# SELECTED PASSAGE:
========================

4. The System Prompt Breakdown

The system prompt (in German) tells the model:

Role:

"Du bist ein erfahrener wissenschaftlicher Übersetzer für technische Texte 
aus dem Englischen ins Deutsche."

Translation: “You are an experienced scientific translator for technical texts from English to German.”

Task:

"Deine Aufgabe: Erstelle eine inhaltlich exakte Übersetzung..."

Translation: “Your task: Create a content-accurate translation that maintains full meaning and technical precision.”

Rules (Lines 33-41):

  1. Preserve every technical statement exactly
  2. Use idiomatic, fluent German
  3. Avoid literal sentence structures
  4. Use correct terminology (e.g., “Multi-Agenten-System”)
  5. Use German typography for numbers (e.g., “54 %”)
  6. Adapt compound terms to German grammar
  7. Shorten overly complex sentences while preserving meaning
  8. Use neutral, scientific style

Critical Instruction (Line 48):

"DO NOT add any addition text or explanation. ONLY respond with the translated text"
  • Forces the model to return ONLY the translation
  • No “Here’s the translation:” prefix
  • No explanations or commentary

5. The Translation Query

const q1 = `Translate this text into german: 
 
We address the long-horizon gap in large language model (LLM) agents by en-
abling them to sustain coherent strategies in adversarial, stochastic environments.
...
`;
  • Contains a scientific abstract about LLM agents (HexMachina paper)
  • Complex technical content with specialized terms
  • Tests the model’s ability to:
    • Understand technical AI/ML concepts
    • Translate accurately
    • Follow the detailed system prompt rules

6. Execute Translation

const a1 = await session.prompt(q1);
console.log("AI: " + a1);
  • Sends the translation request to the model
  • The model will:
    1. Read the system prompt (its “role”)
    2. Read the user’s request
    3. Apply all the rules from the system prompt
    4. Generate a German translation

7. Cleanup

session.dispose()
context.dispose()

========================

# DATASET:
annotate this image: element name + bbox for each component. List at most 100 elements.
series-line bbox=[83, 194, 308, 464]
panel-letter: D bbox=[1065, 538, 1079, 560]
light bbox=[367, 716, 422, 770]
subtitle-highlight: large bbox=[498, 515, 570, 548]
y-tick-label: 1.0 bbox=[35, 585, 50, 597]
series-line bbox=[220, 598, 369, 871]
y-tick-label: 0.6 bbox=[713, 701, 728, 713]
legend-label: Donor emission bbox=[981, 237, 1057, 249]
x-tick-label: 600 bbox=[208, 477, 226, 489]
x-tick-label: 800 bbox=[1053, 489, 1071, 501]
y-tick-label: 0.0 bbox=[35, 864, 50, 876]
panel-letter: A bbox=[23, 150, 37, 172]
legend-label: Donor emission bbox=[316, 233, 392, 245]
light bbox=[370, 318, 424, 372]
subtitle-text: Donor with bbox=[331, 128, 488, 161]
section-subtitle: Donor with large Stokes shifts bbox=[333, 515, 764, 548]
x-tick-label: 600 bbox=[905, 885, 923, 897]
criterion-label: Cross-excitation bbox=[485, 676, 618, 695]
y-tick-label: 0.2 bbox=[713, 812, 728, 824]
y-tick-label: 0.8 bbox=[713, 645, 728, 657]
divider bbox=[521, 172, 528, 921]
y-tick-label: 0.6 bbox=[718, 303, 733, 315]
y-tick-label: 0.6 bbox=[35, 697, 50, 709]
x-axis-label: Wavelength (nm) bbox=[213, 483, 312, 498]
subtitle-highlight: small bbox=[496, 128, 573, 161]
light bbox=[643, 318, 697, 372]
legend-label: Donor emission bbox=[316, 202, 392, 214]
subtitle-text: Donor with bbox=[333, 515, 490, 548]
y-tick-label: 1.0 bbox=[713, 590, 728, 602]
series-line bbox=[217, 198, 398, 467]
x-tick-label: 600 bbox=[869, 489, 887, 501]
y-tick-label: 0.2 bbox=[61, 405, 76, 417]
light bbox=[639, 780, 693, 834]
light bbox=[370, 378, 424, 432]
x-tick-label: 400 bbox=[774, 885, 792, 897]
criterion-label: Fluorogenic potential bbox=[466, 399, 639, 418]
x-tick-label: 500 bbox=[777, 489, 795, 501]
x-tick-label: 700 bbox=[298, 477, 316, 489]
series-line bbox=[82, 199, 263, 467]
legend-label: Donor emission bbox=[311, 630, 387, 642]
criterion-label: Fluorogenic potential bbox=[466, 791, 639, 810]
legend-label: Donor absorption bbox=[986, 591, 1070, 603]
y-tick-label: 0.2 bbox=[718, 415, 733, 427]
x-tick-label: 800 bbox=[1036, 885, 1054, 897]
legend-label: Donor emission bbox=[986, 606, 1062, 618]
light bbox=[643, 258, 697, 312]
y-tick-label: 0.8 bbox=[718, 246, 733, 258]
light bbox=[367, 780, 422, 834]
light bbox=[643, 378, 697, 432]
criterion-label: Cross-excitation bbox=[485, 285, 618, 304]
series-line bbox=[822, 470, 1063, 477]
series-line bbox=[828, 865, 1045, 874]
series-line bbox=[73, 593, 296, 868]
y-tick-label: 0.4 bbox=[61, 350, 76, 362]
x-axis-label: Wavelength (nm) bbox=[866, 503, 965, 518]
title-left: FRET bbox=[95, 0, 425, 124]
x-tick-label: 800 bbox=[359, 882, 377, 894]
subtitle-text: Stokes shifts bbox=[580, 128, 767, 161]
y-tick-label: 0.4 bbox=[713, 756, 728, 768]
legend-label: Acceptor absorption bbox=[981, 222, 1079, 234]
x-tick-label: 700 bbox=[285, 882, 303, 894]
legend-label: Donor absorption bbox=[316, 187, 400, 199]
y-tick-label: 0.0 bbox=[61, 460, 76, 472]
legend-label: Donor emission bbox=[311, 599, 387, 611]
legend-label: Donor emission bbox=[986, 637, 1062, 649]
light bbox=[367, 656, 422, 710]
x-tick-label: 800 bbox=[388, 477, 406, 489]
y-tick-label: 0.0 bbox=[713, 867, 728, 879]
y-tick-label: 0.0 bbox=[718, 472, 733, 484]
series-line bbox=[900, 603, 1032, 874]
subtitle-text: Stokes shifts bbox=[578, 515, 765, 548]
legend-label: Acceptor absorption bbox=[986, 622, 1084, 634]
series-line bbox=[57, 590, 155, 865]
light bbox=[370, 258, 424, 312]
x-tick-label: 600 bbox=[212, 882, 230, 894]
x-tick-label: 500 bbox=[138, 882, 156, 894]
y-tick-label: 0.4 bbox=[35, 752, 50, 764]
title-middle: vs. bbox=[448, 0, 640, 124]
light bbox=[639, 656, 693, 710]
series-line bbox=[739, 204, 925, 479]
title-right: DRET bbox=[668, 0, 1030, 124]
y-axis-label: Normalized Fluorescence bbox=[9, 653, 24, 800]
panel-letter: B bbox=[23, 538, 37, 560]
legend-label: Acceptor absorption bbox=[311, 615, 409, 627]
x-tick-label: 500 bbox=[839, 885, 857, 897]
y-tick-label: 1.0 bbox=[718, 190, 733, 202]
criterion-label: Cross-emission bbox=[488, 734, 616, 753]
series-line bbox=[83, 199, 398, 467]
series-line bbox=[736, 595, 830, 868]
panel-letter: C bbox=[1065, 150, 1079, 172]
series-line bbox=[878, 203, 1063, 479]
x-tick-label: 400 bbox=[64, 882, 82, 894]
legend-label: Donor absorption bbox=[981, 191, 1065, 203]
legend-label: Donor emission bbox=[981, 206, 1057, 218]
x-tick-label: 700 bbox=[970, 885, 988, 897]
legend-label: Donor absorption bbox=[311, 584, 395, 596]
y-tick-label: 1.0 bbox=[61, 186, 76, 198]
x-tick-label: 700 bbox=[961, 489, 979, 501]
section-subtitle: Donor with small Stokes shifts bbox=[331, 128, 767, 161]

========================

# PROBLEM STATEMENT:
In the system prompt breakdown, what term does the text give as an example of correct terminology?

# TASK OUTPUT:
“Multi-Agenten-System”